» **TEXT PROVIDED**
Stay tuned for launch details!

For review copies, please contact me on kirsten.irving@gmail.com.

Emerging Foreign Poets #1: Marianna Geyde

The first in a series of articles in which the Judge discusses some of the most interesting young poets writing in languages other than English. Today’s candidate comes from Russia.

Born in Moscow in 1980, Marianna Geyde is yet another entry in the apparently endless list of precocious Russian writers, from Irina Denezhkina to Alina Vituchnovskaja. I’m going to introduce her by turning straight to the opening of one of her poems. It has no title, and the translation is my own:

may my hand be crumbled, like Sunday bread,
in twelve and two phalanxes, ordered
five by five with shields carved from bone,
and may all remain this way, until peace comes and
my bread once more turns into my hand.

I’ve singled out this stanza because it demonstrates, I think, the biblical economy of her language. When I say ‘biblical,’ I am not referring to the taste of her imagery (or, not just). It’s easy to say that the first and last line recall Christ’s miraculous crumbling of the bread-loaves, reversing the roles of hand and bread (and by extension, agent and object). It’s also obvious that the line ‘and may all remain this way, until peace comes’ is alike to biblical verse in both syntax and style, including the opening with the conjunction ‘and.’ What I mean, over and above all of this, is her ability to charge very simple words with profound symbolic meaning, and then sustain that charge throughout.

» **GIVEN RECORDS**

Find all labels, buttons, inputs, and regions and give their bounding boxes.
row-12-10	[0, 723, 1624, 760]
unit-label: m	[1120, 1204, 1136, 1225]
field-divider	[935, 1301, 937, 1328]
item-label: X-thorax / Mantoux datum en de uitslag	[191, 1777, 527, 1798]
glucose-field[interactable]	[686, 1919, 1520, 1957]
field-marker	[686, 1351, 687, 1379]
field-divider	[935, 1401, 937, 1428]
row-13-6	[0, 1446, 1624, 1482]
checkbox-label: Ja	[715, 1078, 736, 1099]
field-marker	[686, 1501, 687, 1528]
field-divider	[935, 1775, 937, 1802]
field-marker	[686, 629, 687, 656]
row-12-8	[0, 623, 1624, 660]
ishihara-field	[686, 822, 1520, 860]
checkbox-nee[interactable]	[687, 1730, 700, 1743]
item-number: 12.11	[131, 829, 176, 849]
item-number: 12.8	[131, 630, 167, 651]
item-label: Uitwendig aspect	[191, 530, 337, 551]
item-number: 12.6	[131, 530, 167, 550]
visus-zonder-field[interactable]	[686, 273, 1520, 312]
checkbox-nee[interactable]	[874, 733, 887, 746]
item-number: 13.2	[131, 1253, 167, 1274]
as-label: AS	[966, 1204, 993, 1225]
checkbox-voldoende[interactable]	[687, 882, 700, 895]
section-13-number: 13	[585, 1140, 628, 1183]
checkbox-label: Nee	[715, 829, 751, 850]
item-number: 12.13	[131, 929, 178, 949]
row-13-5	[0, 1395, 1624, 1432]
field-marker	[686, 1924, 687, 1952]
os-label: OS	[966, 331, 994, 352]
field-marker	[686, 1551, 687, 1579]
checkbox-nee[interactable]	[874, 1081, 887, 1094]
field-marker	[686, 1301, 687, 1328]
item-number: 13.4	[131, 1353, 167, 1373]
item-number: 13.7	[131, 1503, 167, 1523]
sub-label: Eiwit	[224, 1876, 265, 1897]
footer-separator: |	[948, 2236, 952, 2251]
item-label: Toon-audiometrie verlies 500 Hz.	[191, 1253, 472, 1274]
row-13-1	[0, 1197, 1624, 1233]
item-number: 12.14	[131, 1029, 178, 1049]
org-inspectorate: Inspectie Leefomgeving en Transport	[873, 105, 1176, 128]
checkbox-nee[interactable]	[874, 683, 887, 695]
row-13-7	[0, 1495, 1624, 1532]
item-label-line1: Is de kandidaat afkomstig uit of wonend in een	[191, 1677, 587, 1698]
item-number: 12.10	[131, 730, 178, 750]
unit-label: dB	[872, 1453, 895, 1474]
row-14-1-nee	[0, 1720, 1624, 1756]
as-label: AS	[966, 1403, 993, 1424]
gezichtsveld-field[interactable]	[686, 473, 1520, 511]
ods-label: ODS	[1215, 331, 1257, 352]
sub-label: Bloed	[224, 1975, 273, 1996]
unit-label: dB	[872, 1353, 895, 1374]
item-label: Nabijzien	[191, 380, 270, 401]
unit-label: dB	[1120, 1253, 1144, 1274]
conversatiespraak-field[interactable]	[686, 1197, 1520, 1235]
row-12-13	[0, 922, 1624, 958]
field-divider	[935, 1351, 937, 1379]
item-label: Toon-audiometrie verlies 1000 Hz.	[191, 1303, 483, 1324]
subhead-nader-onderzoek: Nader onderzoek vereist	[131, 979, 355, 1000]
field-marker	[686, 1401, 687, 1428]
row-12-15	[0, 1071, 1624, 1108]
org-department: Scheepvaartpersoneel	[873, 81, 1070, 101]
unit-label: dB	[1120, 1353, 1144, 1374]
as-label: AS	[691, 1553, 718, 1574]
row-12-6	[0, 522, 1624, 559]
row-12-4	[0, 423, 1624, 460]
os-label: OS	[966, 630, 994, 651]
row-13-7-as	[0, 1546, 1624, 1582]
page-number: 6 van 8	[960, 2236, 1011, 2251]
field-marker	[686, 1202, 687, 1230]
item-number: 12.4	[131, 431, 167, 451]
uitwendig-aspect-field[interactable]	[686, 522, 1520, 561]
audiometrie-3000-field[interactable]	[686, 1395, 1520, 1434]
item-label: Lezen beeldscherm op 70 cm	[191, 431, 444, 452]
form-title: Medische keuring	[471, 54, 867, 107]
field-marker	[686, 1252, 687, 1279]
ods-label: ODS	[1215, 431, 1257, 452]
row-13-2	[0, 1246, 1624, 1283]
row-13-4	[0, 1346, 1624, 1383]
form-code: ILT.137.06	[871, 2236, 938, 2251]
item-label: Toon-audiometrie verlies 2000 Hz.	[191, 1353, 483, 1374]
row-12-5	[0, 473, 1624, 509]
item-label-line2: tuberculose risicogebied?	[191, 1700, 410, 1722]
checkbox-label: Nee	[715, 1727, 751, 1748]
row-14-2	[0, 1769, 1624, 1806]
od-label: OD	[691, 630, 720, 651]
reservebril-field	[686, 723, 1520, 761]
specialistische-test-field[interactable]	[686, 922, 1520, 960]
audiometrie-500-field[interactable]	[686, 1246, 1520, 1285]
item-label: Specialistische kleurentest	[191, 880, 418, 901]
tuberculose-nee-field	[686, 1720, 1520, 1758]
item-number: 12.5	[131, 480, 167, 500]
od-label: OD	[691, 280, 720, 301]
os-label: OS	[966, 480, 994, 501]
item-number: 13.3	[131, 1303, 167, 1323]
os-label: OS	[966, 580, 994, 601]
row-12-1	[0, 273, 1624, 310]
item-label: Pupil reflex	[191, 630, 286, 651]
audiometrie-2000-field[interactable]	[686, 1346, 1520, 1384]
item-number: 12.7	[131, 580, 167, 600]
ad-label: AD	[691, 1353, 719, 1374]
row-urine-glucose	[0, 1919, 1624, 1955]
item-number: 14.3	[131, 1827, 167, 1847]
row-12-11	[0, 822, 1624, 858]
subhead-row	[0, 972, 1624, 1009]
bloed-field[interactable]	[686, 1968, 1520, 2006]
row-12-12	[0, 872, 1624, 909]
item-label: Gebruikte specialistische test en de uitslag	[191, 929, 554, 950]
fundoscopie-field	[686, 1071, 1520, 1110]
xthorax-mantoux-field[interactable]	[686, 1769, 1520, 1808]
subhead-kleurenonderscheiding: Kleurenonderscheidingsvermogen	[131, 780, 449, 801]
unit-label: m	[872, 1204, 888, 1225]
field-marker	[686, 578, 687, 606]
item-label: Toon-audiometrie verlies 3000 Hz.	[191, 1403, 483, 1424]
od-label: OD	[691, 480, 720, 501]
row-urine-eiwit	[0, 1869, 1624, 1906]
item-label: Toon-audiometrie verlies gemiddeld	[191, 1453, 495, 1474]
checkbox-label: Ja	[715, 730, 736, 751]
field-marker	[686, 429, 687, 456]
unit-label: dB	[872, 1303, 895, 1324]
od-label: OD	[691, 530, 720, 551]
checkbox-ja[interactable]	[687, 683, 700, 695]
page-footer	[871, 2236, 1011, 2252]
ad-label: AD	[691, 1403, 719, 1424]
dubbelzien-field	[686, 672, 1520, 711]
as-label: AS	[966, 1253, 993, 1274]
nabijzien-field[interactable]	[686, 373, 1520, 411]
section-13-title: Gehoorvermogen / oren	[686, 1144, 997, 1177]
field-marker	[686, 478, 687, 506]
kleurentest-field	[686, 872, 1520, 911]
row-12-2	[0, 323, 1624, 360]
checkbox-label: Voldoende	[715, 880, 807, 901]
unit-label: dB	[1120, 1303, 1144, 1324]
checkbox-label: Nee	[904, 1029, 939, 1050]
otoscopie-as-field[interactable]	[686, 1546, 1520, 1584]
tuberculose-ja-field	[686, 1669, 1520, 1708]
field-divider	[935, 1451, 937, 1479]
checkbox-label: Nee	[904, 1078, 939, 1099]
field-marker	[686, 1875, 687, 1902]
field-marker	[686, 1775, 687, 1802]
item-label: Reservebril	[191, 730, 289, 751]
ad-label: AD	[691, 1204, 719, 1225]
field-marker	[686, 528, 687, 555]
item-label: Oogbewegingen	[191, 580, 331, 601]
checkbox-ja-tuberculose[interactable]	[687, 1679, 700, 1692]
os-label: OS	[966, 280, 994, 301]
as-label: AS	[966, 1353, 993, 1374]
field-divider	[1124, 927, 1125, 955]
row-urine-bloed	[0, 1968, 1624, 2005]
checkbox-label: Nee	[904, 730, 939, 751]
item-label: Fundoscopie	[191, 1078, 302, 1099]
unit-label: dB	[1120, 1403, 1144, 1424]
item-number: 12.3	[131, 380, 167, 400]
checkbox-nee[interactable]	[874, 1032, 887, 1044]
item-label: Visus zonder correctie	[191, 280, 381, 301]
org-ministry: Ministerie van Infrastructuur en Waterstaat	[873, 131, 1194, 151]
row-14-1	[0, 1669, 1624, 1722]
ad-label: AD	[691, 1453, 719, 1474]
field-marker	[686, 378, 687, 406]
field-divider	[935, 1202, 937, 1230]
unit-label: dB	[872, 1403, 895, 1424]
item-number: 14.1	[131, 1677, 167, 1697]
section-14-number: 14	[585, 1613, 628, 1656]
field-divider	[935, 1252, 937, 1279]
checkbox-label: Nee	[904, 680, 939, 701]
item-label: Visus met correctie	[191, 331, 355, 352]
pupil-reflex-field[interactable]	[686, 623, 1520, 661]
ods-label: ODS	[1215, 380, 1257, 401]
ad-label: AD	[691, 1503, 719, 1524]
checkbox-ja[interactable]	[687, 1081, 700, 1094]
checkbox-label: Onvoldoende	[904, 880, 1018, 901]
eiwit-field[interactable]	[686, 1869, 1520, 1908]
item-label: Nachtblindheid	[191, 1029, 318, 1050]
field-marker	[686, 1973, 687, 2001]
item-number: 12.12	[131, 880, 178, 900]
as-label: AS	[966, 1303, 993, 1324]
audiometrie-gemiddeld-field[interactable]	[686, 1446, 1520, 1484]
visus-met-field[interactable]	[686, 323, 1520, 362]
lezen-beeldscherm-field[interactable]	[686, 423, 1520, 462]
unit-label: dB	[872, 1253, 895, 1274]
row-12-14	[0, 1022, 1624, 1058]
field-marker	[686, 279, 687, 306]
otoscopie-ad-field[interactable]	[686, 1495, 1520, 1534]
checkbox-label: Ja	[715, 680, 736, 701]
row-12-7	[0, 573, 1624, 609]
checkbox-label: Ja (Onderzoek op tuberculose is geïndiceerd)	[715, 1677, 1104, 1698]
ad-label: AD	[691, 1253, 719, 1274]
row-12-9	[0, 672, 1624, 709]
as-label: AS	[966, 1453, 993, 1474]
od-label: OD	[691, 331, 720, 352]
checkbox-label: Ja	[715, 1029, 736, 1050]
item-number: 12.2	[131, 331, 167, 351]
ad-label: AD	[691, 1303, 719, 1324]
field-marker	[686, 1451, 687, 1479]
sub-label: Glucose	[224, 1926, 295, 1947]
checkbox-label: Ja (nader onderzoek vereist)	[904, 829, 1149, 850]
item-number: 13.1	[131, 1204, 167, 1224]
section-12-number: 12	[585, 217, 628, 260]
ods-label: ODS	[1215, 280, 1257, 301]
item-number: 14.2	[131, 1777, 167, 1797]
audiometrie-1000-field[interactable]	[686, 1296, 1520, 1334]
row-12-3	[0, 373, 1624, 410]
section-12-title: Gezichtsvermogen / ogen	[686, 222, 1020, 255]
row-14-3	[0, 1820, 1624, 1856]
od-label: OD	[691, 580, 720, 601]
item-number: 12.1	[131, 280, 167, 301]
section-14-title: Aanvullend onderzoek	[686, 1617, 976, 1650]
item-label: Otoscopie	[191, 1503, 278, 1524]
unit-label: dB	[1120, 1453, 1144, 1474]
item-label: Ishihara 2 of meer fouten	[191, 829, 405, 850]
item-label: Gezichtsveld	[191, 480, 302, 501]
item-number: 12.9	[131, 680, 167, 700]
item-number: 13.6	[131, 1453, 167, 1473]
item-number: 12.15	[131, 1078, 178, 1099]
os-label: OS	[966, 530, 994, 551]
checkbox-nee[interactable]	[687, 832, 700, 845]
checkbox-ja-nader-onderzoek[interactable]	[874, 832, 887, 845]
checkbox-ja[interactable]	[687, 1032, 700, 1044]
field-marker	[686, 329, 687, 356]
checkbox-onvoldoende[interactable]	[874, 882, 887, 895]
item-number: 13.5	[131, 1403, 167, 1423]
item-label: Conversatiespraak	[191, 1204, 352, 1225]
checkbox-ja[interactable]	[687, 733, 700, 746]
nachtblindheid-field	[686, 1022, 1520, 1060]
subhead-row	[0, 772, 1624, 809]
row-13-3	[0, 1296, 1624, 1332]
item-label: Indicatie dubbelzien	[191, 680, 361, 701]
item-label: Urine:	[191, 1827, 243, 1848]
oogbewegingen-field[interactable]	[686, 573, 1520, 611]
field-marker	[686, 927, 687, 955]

» **WORK TASK**
Retype the passage of the text on Marianna Geyde's poem, starting with "I’ve singled out" and going on through "that charge throughout.", with no changes.

» **RESPONSE TO THE TASK**
I’ve singled out this stanza because it demonstrates, I think, the biblical economy of her language. When I say ‘biblical,’ I am not referring to the taste of her imagery (or, not just). It’s easy to say that the first and last line recall Christ’s miraculous crumbling of the bread-loaves, reversing the roles of hand and bread (and by extension, agent and object). It’s also obvious that the line ‘and may all remain this way, until peace comes’ is alike to biblical verse in both syntax and style, including the opening with the conjunction ‘and.’ What I mean, over and above all of this, is her ability to charge very simple words with profound symbolic meaning, and then sustain that charge throughout.